> [Brief]: Your task is to print every entry below exactly as given.

> [Available records]:
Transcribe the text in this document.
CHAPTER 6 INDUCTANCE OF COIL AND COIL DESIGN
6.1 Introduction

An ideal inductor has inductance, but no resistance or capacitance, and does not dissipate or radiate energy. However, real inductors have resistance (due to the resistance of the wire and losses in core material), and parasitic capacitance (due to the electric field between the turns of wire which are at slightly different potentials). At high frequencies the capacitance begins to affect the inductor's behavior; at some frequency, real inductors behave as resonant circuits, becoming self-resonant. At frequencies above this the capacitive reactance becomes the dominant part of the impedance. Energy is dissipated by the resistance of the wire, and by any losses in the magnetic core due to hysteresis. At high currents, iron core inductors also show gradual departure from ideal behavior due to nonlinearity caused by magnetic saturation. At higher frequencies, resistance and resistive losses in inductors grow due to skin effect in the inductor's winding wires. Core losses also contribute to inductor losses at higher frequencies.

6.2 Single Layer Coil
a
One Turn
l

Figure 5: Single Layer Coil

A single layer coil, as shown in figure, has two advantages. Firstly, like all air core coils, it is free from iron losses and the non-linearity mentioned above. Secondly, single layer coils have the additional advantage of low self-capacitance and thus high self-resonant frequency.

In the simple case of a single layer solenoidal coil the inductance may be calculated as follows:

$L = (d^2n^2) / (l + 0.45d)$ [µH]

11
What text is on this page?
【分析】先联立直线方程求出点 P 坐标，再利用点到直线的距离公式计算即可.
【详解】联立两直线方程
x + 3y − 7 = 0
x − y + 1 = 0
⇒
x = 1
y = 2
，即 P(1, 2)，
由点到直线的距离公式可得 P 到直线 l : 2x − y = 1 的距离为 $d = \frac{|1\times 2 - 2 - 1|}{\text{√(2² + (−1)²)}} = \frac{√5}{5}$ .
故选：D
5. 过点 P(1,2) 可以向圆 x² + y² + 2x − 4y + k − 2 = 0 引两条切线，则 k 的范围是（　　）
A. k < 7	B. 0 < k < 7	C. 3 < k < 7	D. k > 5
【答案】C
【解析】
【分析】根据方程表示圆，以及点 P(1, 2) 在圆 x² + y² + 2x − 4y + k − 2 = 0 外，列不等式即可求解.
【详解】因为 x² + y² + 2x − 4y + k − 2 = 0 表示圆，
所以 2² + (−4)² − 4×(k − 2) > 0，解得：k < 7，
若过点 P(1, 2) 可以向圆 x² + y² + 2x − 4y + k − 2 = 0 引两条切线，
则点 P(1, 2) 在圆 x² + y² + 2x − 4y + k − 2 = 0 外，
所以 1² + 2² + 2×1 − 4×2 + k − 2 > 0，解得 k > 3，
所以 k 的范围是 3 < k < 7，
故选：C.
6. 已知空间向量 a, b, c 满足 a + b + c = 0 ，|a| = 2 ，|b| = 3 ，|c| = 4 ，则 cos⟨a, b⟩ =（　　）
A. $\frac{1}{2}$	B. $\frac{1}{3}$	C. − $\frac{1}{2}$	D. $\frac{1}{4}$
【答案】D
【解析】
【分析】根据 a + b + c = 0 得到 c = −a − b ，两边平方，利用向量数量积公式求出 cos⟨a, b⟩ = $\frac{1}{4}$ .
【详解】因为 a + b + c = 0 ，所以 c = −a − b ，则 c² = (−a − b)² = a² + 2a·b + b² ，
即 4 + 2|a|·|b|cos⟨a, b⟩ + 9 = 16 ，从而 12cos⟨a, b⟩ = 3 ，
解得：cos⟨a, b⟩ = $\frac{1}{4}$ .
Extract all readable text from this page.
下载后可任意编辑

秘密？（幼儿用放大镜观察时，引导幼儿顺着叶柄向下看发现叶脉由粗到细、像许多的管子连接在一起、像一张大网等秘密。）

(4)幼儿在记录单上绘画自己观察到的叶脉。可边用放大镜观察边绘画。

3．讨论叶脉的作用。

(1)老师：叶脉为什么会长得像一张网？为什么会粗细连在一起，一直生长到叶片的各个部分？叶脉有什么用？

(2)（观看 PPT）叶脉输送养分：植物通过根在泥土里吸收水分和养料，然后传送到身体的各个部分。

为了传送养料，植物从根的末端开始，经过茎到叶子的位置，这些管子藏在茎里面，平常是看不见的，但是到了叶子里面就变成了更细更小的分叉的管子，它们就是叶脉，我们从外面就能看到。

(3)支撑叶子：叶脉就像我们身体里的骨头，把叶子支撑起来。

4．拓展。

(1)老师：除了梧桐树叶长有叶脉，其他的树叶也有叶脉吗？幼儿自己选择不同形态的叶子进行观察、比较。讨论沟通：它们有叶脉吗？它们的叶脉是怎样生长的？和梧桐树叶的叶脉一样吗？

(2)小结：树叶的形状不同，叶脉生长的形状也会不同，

> [Expected output]:
Transcribe the text in this document.
CHAPTER 6 INDUCTANCE OF COIL AND COIL DESIGN
6.1 Introduction

An ideal inductor has inductance, but no resistance or capacitance, and does not dissipate or radiate energy. However, real inductors have resistance (due to the resistance of the wire and losses in core material), and parasitic capacitance (due to the electric field between the turns of wire which are at slightly different potentials). At high frequencies the capacitance begins to affect the inductor's behavior; at some frequency, real inductors behave as resonant circuits, becoming self-resonant. At frequencies above this the capacitive reactance becomes the dominant part of the impedance. Energy is dissipated by the resistance of the wire, and by any losses in the magnetic core due to hysteresis. At high currents, iron core inductors also show gradual departure from ideal behavior due to nonlinearity caused by magnetic saturation. At higher frequencies, resistance and resistive losses in inductors grow due to skin effect in the inductor's winding wires. Core losses also contribute to inductor losses at higher frequencies.

6.2 Single Layer Coil
a
One Turn
l

Figure 5: Single Layer Coil

A single layer coil, as shown in figure, has two advantages. Firstly, like all air core coils, it is free from iron losses and the non-linearity mentioned above. Secondly, single layer coils have the additional advantage of low self-capacitance and thus high self-resonant frequency.

In the simple case of a single layer solenoidal coil the inductance may be calculated as follows:

$L = (d^2n^2) / (l + 0.45d)$ [µH]

11
What text is on this page?
【分析】先联立直线方程求出点 P 坐标，再利用点到直线的距离公式计算即可.
【详解】联立两直线方程
x + 3y − 7 = 0
x − y + 1 = 0
⇒
x = 1
y = 2
，即 P(1, 2)，
由点到直线的距离公式可得 P 到直线 l : 2x − y = 1 的距离为 $d = \frac{|1\times 2 - 2 - 1|}{\text{√(2² + (−1)²)}} = \frac{√5}{5}$ .
故选：D
5. 过点 P(1,2) 可以向圆 x² + y² + 2x − 4y + k − 2 = 0 引两条切线，则 k 的范围是（　　）
A. k < 7	B. 0 < k < 7	C. 3 < k < 7	D. k > 5
【答案】C
【解析】
【分析】根据方程表示圆，以及点 P(1, 2) 在圆 x² + y² + 2x − 4y + k − 2 = 0 外，列不等式即可求解.
【详解】因为 x² + y² + 2x − 4y + k − 2 = 0 表示圆，
所以 2² + (−4)² − 4×(k − 2) > 0，解得：k < 7，
若过点 P(1, 2) 可以向圆 x² + y² + 2x − 4y + k − 2 = 0 引两条切线，
则点 P(1, 2) 在圆 x² + y² + 2x − 4y + k − 2 = 0 外，
所以 1² + 2² + 2×1 − 4×2 + k − 2 > 0，解得 k > 3，
所以 k 的范围是 3 < k < 7，
故选：C.
6. 已知空间向量 a, b, c 满足 a + b + c = 0 ，|a| = 2 ，|b| = 3 ，|c| = 4 ，则 cos⟨a, b⟩ =（　　）
A. $\frac{1}{2}$	B. $\frac{1}{3}$	C. − $\frac{1}{2}$	D. $\frac{1}{4}$
【答案】D
【解析】
【分析】根据 a + b + c = 0 得到 c = −a − b ，两边平方，利用向量数量积公式求出 cos⟨a, b⟩ = $\frac{1}{4}$ .
【详解】因为 a + b + c = 0 ，所以 c = −a − b ，则 c² = (−a − b)² = a² + 2a·b + b² ，
即 4 + 2|a|·|b|cos⟨a, b⟩ + 9 = 16 ，从而 12cos⟨a, b⟩ = 3 ，
解得：cos⟨a, b⟩ = $\frac{1}{4}$ .
Extract all readable text from this page.
下载后可任意编辑

秘密？（幼儿用放大镜观察时，引导幼儿顺着叶柄向下看发现叶脉由粗到细、像许多的管子连接在一起、像一张大网等秘密。）

(4)幼儿在记录单上绘画自己观察到的叶脉。可边用放大镜观察边绘画。

3．讨论叶脉的作用。

(1)老师：叶脉为什么会长得像一张网？为什么会粗细连在一起，一直生长到叶片的各个部分？叶脉有什么用？

(2)（观看 PPT）叶脉输送养分：植物通过根在泥土里吸收水分和养料，然后传送到身体的各个部分。

为了传送养料，植物从根的末端开始，经过茎到叶子的位置，这些管子藏在茎里面，平常是看不见的，但是到了叶子里面就变成了更细更小的分叉的管子，它们就是叶脉，我们从外面就能看到。

(3)支撑叶子：叶脉就像我们身体里的骨头，把叶子支撑起来。

4．拓展。

(1)老师：除了梧桐树叶长有叶脉，其他的树叶也有叶脉吗？幼儿自己选择不同形态的叶子进行观察、比较。讨论沟通：它们有叶脉吗？它们的叶脉是怎样生长的？和梧桐树叶的叶脉一样吗？

(2)小结：树叶的形状不同，叶脉生长的形状也会不同，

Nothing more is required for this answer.